> **YOUR INSTRUCTIONS**: Provide nothing but the number of lines containing the string "this".

> **GIVEN INFORMATION**:
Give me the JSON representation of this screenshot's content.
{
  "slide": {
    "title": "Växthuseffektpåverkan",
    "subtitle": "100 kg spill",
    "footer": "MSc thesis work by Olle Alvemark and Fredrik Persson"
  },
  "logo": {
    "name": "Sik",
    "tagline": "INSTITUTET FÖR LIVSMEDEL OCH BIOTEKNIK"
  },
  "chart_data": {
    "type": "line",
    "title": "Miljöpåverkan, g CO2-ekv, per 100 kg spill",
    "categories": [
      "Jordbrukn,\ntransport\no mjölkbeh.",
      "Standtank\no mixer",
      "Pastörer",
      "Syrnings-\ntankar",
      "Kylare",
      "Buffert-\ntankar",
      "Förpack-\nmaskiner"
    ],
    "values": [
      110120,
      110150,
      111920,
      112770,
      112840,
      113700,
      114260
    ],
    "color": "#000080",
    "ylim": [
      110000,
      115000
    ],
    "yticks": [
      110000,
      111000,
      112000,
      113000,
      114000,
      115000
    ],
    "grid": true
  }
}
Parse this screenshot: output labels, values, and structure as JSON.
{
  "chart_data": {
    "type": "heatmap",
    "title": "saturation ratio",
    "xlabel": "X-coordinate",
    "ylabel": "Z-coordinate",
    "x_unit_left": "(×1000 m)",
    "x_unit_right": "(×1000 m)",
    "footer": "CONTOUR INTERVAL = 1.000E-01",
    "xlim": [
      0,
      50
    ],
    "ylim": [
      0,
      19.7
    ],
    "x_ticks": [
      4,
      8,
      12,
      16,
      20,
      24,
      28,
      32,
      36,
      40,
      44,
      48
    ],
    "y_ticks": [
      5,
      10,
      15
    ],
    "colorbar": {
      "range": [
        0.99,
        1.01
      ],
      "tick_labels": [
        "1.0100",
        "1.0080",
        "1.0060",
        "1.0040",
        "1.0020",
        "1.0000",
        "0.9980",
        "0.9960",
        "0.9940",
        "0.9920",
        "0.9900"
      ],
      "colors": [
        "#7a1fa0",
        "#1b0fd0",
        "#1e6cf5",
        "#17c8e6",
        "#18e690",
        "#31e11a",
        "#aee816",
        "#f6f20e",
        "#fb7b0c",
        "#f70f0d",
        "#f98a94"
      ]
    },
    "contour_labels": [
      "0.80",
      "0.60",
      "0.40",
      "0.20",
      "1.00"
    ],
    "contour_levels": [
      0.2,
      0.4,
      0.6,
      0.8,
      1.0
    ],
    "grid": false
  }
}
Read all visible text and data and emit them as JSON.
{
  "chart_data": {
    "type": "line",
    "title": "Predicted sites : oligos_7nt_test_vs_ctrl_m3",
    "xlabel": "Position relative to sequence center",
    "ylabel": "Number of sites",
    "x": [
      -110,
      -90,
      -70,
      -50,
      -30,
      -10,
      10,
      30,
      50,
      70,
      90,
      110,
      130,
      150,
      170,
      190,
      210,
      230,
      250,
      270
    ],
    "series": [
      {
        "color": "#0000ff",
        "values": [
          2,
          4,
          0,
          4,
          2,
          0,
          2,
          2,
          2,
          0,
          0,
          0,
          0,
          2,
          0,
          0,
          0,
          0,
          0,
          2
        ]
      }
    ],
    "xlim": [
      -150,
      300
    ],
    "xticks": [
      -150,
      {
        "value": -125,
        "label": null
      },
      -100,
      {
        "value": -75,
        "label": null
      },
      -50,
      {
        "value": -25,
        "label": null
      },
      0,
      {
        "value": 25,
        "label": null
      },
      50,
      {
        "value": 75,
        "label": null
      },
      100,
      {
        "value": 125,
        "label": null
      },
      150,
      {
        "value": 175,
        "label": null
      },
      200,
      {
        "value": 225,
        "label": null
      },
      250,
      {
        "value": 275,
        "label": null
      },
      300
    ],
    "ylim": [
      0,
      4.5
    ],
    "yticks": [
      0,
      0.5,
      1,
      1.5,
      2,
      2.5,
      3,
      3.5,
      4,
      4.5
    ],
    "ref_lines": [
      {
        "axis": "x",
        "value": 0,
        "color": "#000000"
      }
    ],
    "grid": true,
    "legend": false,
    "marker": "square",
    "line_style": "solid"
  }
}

> **FINISHED ANSWER**: 2